• **Data shown**:
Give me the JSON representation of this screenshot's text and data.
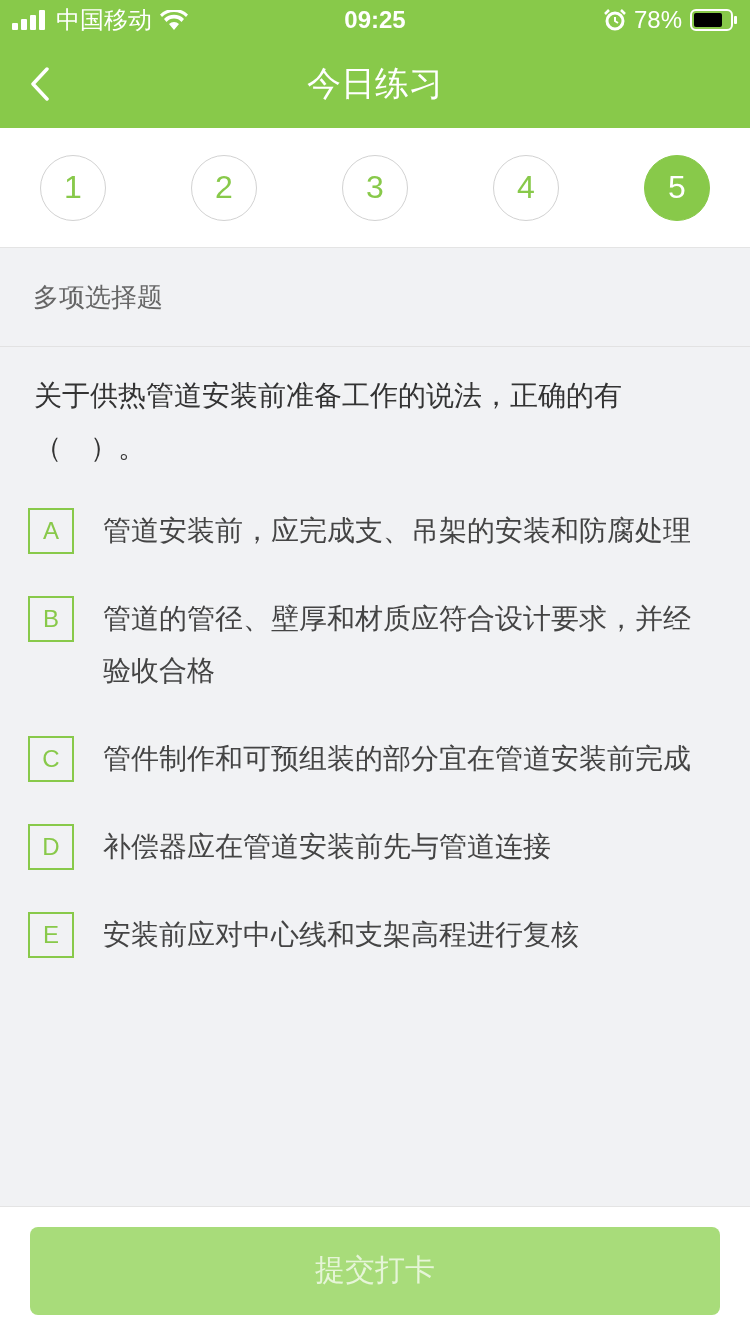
{
  "status_bar": {
    "carrier": "中国移动",
    "time": "09:25",
    "battery": "78%"
  },
  "nav": {
    "title": "今日练习"
  },
  "steps": [
    {
      "label": "1",
      "selected": false
    },
    {
      "label": "2",
      "selected": false
    },
    {
      "label": "3",
      "selected": false
    },
    {
      "label": "4",
      "selected": false
    },
    {
      "label": "5",
      "selected": true
    }
  ],
  "section": "多项选择题",
  "question": "关于供热管道安装前准备工作的说法，正确的有（　）。",
  "options": [
    {
      "letter": "A",
      "text": "管道安装前，应完成支、吊架的安装和防腐处理",
      "selected": false
    },
    {
      "letter": "B",
      "text": "管道的管径、壁厚和材质应符合设计要求，并经验收合格",
      "selected": false
    },
    {
      "letter": "C",
      "text": "管件制作和可预组装的部分宜在管道安装前完成",
      "selected": false
    },
    {
      "letter": "D",
      "text": "补偿器应在管道安装前先与管道连接",
      "selected": false
    },
    {
      "letter": "E",
      "text": "安装前应对中心线和支架高程进行复核",
      "selected": false
    }
  ],
  "submit": {
    "label": "提交打卡",
    "disabled": true
  }
}
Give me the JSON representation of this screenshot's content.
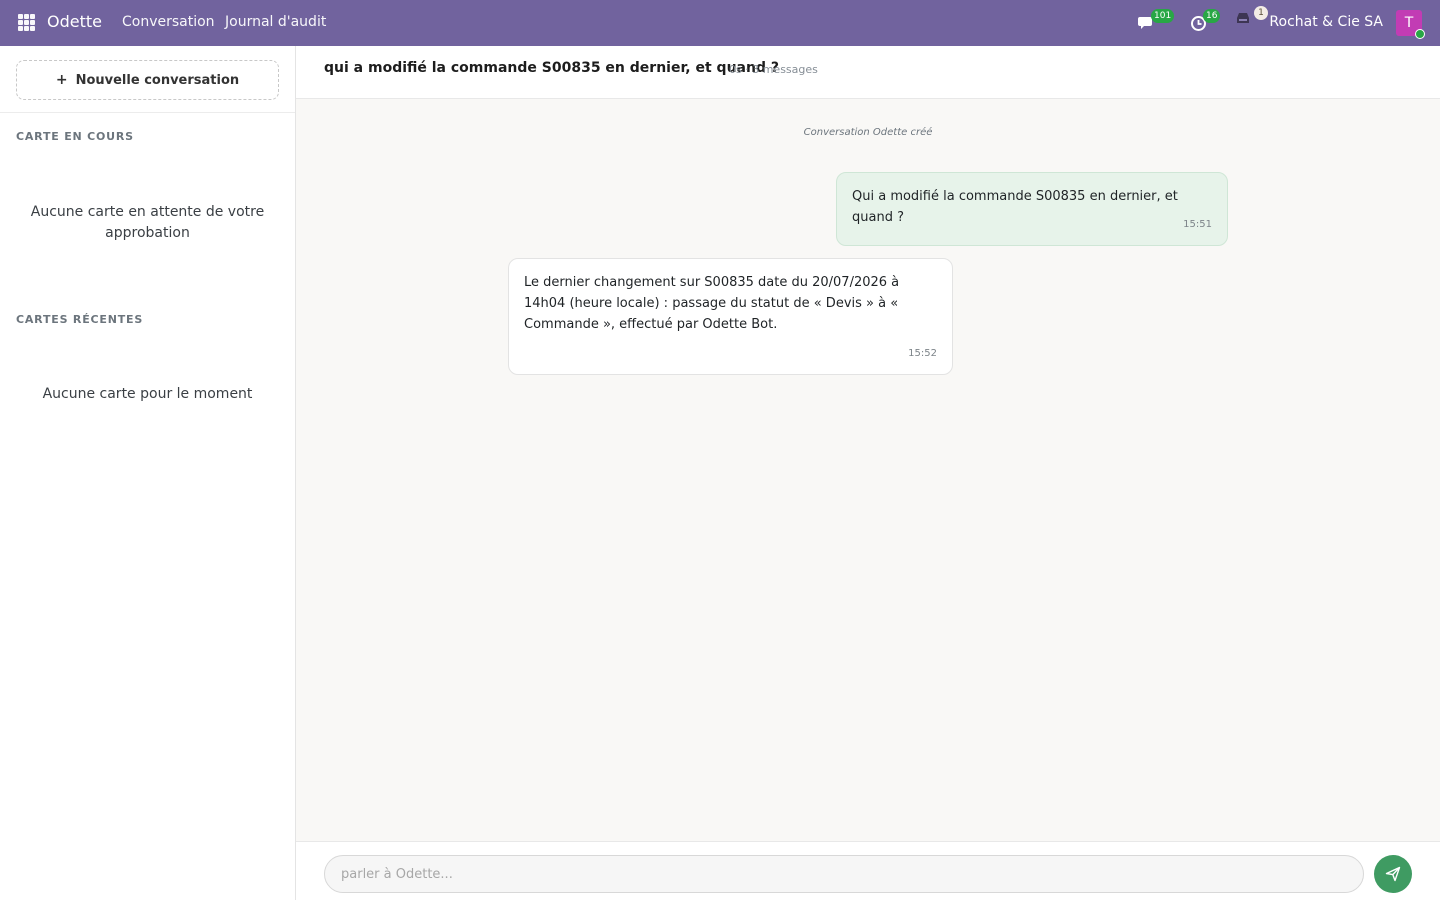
{
  "navbar": {
    "brand": "Odette",
    "menu": [
      "Conversation",
      "Journal d'audit"
    ],
    "messages_count": "101",
    "activities_count": "16",
    "notifications_count": "1",
    "company": "Rochat & Cie SA",
    "avatar_initial": "T",
    "colors": {
      "bar": "#71639e",
      "avatar": "#c23cb4",
      "badge": "#28a745"
    }
  },
  "sidebar": {
    "new_conversation_label": "Nouvelle conversation",
    "section_current_title": "CARTE EN COURS",
    "section_current_empty": "Aucune carte en attente de votre approbation",
    "section_recent_title": "CARTES RÉCENTES",
    "section_recent_empty": "Aucune carte pour le moment"
  },
  "chat": {
    "title": "qui a modifié la commande S00835 en dernier, et quand ?",
    "meta": "0s · 3 messages",
    "system_note": "Conversation Odette créé",
    "messages": [
      {
        "role": "user",
        "text": "Qui a modifié la commande S00835 en dernier, et quand ?",
        "time": "15:51"
      },
      {
        "role": "assistant",
        "text": "Le dernier changement sur S00835 date du 20/07/2026 à 14h04 (heure locale) : passage du statut de « Devis » à « Commande », effectué par Odette Bot.",
        "time": "15:52"
      }
    ]
  },
  "composer": {
    "placeholder": "parler à Odette...",
    "value": "",
    "send_color": "#3f9b62"
  }
}
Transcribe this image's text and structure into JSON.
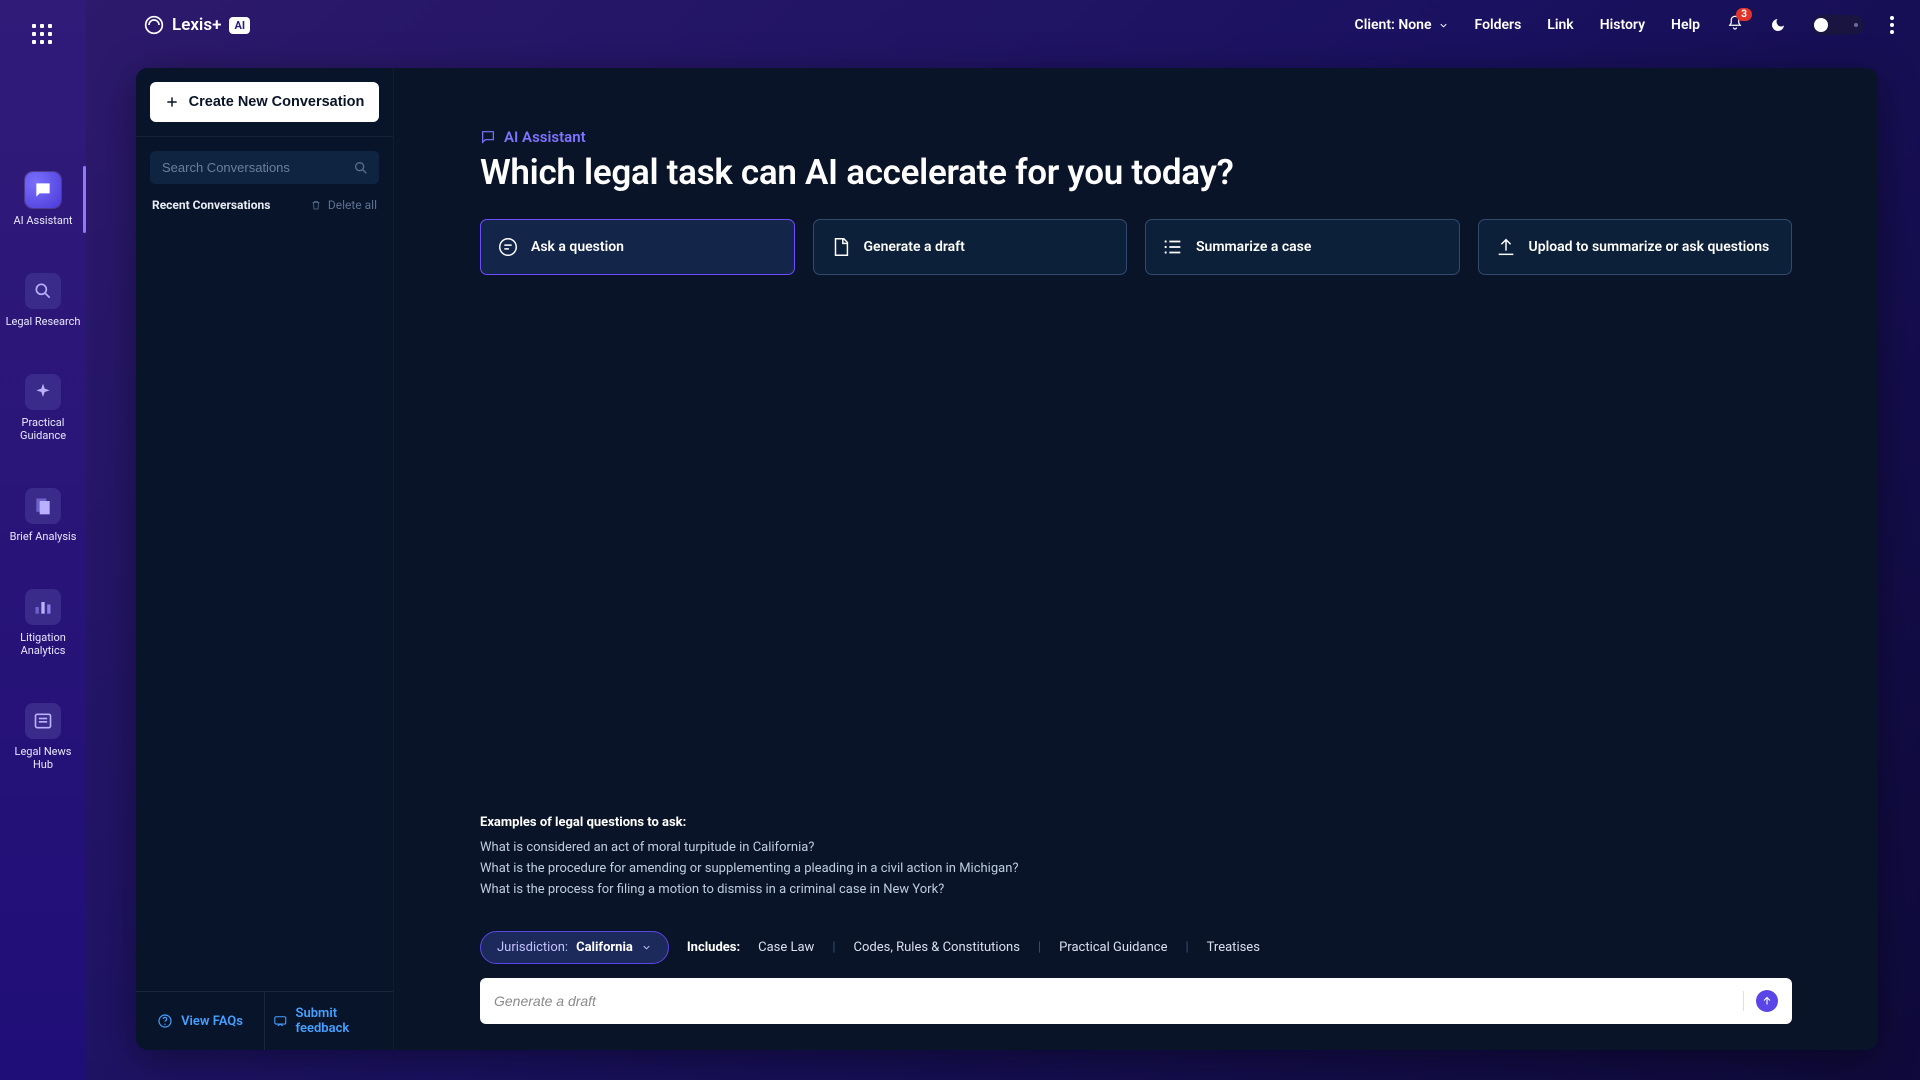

• **Instruction**:
Restate the records above in full, word for word. Keep pictures out.

• **Task result**:
Give me the JSON representation of this screenshot's text and data.
{
  "status_bar": {
    "carrier": "中国移动",
    "time": "09:25",
    "battery": "78%"
  },
  "nav": {
    "title": "今日练习"
  },
  "steps": [
    {
      "label": "1",
      "selected": false
    },
    {
      "label": "2",
      "selected": false
    },
    {
      "label": "3",
      "selected": false
    },
    {
      "label": "4",
      "selected": false
    },
    {
      "label": "5",
      "selected": true
    }
  ],
  "section": "多项选择题",
  "question": "关于供热管道安装前准备工作的说法，正确的有（　）。",
  "options": [
    {
      "letter": "A",
      "text": "管道安装前，应完成支、吊架的安装和防腐处理",
      "selected": false
    },
    {
      "letter": "B",
      "text": "管道的管径、壁厚和材质应符合设计要求，并经验收合格",
      "selected": false
    },
    {
      "letter": "C",
      "text": "管件制作和可预组装的部分宜在管道安装前完成",
      "selected": false
    },
    {
      "letter": "D",
      "text": "补偿器应在管道安装前先与管道连接",
      "selected": false
    },
    {
      "letter": "E",
      "text": "安装前应对中心线和支架高程进行复核",
      "selected": false
    }
  ],
  "submit": {
    "label": "提交打卡",
    "disabled": true
  }
}
Give me the JSON representation of this screenshot's content.
{
  "navbar": {
    "brand": "Odette",
    "menu": [
      "Conversation",
      "Journal d'audit"
    ],
    "messages_count": "101",
    "activities_count": "16",
    "notifications_count": "1",
    "company": "Rochat & Cie SA",
    "avatar_initial": "T",
    "colors": {
      "bar": "#71639e",
      "avatar": "#c23cb4",
      "badge": "#28a745"
    }
  },
  "sidebar": {
    "new_conversation_label": "Nouvelle conversation",
    "section_current_title": "CARTE EN COURS",
    "section_current_empty": "Aucune carte en attente de votre approbation",
    "section_recent_title": "CARTES RÉCENTES",
    "section_recent_empty": "Aucune carte pour le moment"
  },
  "chat": {
    "title": "qui a modifié la commande S00835 en dernier, et quand ?",
    "meta": "0s · 3 messages",
    "system_note": "Conversation Odette créé",
    "messages": [
      {
        "role": "user",
        "text": "Qui a modifié la commande S00835 en dernier, et quand ?",
        "time": "15:51"
      },
      {
        "role": "assistant",
        "text": "Le dernier changement sur S00835 date du 20/07/2026 à 14h04 (heure locale) : passage du statut de « Devis » à « Commande », effectué par Odette Bot.",
        "time": "15:52"
      }
    ]
  },
  "composer": {
    "placeholder": "parler à Odette...",
    "value": "",
    "send_color": "#3f9b62"
  }
}
Transcribe this image's text and structure into JSON.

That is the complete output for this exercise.